---- Recorded information

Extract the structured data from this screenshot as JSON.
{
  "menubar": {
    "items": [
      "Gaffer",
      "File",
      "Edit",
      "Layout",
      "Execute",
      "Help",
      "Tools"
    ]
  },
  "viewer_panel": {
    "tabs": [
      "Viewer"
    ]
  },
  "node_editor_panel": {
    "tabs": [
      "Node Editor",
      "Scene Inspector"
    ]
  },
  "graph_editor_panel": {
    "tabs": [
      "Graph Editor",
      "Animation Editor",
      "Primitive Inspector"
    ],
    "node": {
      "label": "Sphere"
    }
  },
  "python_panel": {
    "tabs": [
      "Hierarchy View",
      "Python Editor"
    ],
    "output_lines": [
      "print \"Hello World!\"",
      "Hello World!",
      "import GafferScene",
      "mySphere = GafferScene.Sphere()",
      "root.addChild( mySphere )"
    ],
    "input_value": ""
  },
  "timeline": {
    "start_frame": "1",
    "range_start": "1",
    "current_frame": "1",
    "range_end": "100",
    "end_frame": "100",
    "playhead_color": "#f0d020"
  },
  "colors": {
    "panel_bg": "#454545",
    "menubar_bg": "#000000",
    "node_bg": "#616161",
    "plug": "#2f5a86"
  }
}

--------
---- Recorded information

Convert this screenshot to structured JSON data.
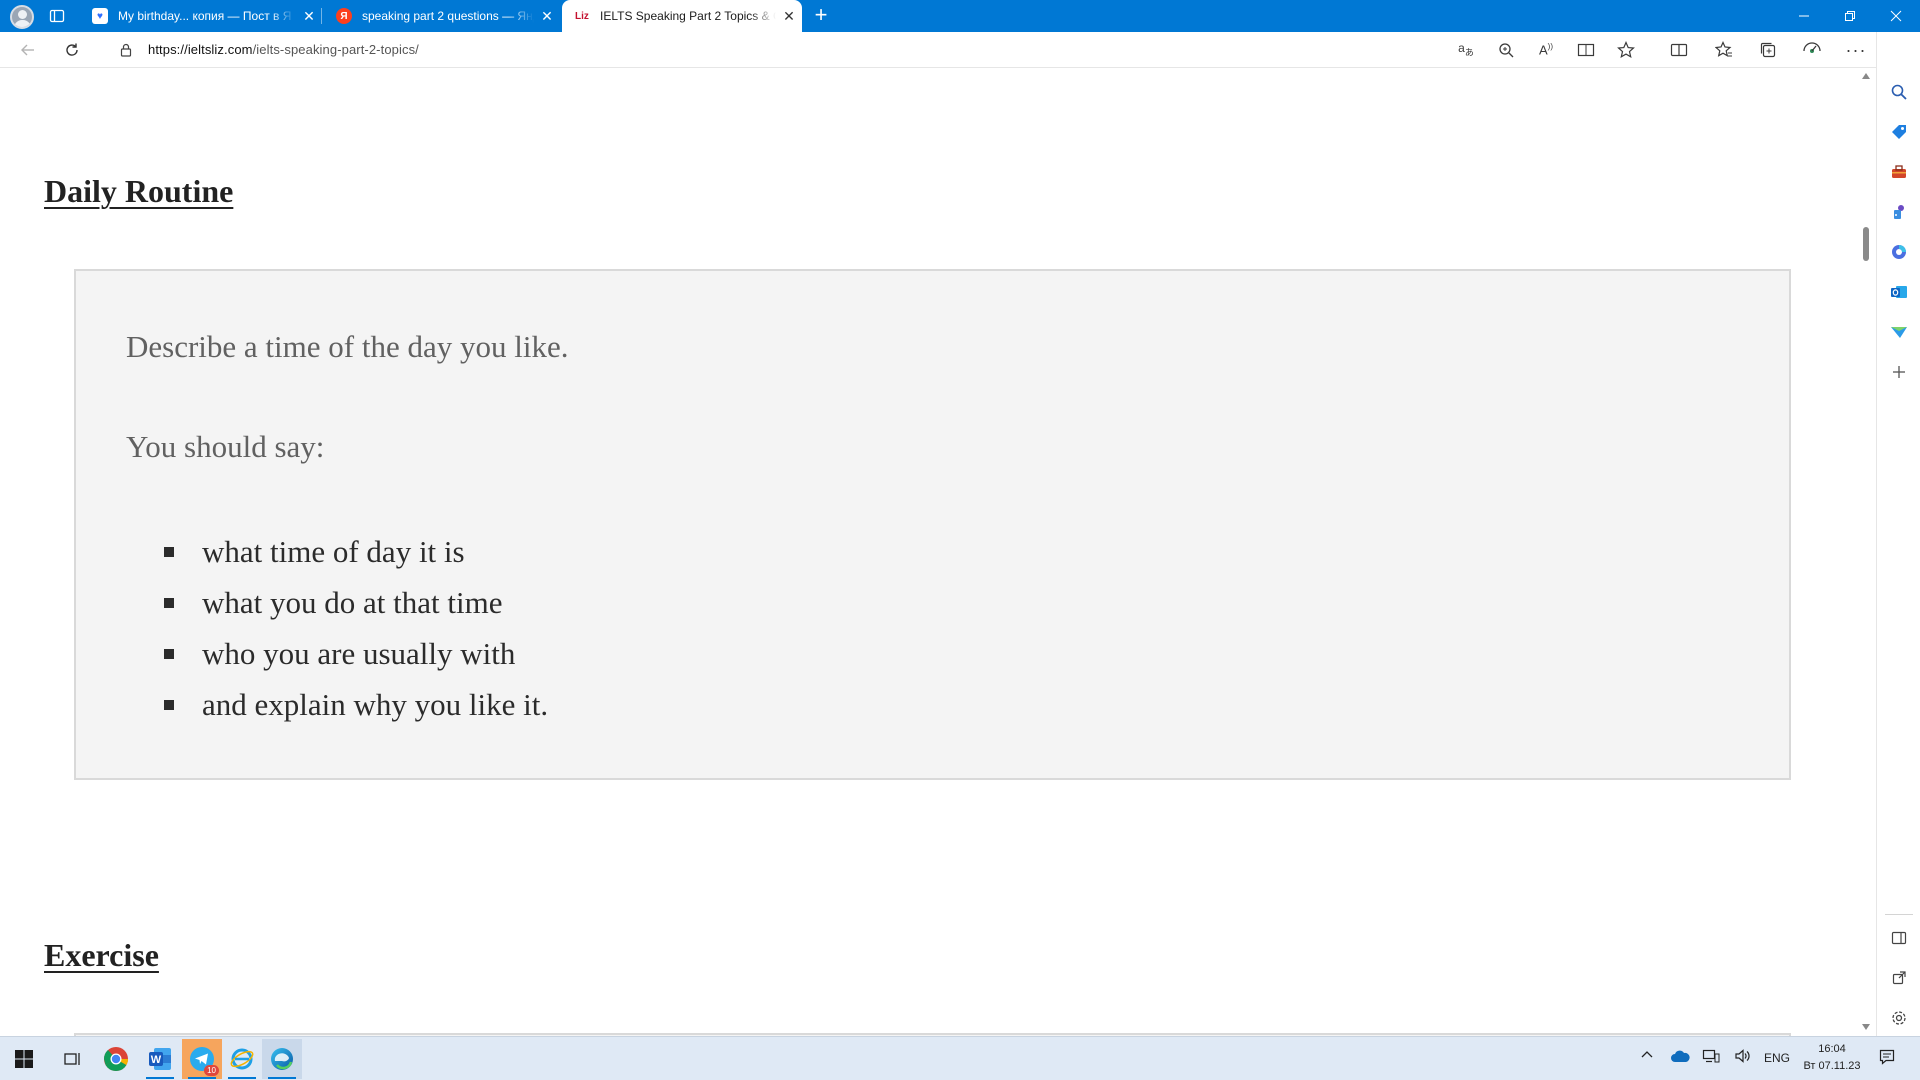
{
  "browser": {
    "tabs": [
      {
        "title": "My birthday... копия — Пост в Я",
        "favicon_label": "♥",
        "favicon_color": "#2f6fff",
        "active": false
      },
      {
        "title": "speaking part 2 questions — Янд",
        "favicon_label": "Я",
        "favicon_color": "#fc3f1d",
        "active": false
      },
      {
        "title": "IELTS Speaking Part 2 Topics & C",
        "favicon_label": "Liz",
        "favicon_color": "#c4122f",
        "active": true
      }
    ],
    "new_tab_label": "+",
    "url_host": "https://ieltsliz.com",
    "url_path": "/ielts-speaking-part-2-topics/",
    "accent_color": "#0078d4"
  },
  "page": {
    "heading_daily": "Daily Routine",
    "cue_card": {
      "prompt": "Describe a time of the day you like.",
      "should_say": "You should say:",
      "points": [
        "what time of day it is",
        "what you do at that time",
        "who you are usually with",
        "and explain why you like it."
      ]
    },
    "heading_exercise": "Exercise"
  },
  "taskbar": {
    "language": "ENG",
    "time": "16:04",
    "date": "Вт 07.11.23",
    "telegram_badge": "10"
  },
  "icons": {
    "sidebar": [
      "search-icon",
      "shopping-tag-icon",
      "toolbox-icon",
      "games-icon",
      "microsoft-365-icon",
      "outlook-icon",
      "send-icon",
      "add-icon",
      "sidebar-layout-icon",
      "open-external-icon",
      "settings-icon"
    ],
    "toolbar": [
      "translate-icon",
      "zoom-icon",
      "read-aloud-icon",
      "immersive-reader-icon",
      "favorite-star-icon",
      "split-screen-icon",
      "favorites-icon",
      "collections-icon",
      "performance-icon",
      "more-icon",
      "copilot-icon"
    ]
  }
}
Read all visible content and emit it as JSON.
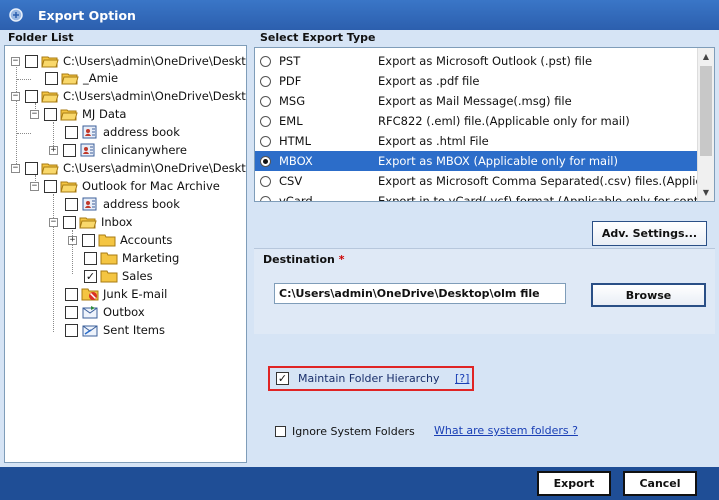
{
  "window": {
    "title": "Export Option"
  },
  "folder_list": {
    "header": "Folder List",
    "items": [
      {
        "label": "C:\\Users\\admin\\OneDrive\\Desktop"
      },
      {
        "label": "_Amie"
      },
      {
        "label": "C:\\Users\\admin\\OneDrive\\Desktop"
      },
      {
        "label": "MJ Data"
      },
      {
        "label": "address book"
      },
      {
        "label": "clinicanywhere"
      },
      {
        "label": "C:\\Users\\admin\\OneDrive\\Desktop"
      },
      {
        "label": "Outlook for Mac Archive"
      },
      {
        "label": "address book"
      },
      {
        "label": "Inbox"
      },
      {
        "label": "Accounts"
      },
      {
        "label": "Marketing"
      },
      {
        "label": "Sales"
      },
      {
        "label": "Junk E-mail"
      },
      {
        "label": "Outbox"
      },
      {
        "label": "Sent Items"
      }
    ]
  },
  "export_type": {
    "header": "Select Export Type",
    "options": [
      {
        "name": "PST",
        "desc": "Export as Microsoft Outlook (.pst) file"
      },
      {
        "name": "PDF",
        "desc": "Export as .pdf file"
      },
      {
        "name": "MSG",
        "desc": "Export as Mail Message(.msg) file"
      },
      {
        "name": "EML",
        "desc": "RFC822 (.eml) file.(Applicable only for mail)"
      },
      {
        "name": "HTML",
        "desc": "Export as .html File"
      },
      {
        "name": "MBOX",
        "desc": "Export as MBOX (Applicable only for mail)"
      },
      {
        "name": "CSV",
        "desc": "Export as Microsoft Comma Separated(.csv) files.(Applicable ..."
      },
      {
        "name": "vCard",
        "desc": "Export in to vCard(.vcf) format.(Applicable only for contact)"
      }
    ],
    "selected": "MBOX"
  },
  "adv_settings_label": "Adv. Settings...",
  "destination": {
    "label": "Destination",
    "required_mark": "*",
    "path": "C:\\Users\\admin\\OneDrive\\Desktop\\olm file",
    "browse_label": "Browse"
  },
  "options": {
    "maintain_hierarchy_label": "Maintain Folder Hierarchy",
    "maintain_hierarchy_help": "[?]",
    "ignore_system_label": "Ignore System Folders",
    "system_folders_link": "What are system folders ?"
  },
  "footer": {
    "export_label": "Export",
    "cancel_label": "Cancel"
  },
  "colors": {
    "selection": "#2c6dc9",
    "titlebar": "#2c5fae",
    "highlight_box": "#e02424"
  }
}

--------
---- Recorded information

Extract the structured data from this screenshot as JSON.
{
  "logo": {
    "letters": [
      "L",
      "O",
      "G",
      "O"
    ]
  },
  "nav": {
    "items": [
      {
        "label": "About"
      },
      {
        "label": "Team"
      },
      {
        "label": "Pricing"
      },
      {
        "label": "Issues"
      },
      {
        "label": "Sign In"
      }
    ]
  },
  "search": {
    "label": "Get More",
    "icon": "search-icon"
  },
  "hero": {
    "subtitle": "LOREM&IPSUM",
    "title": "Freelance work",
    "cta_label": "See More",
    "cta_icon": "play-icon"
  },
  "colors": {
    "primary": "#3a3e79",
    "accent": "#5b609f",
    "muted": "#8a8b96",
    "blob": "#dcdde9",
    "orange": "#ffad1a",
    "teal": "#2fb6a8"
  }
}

--------

» **Requirement**
Report how many lines in this data include the string "GafferScene", and nothing else.

» **Complete response**
2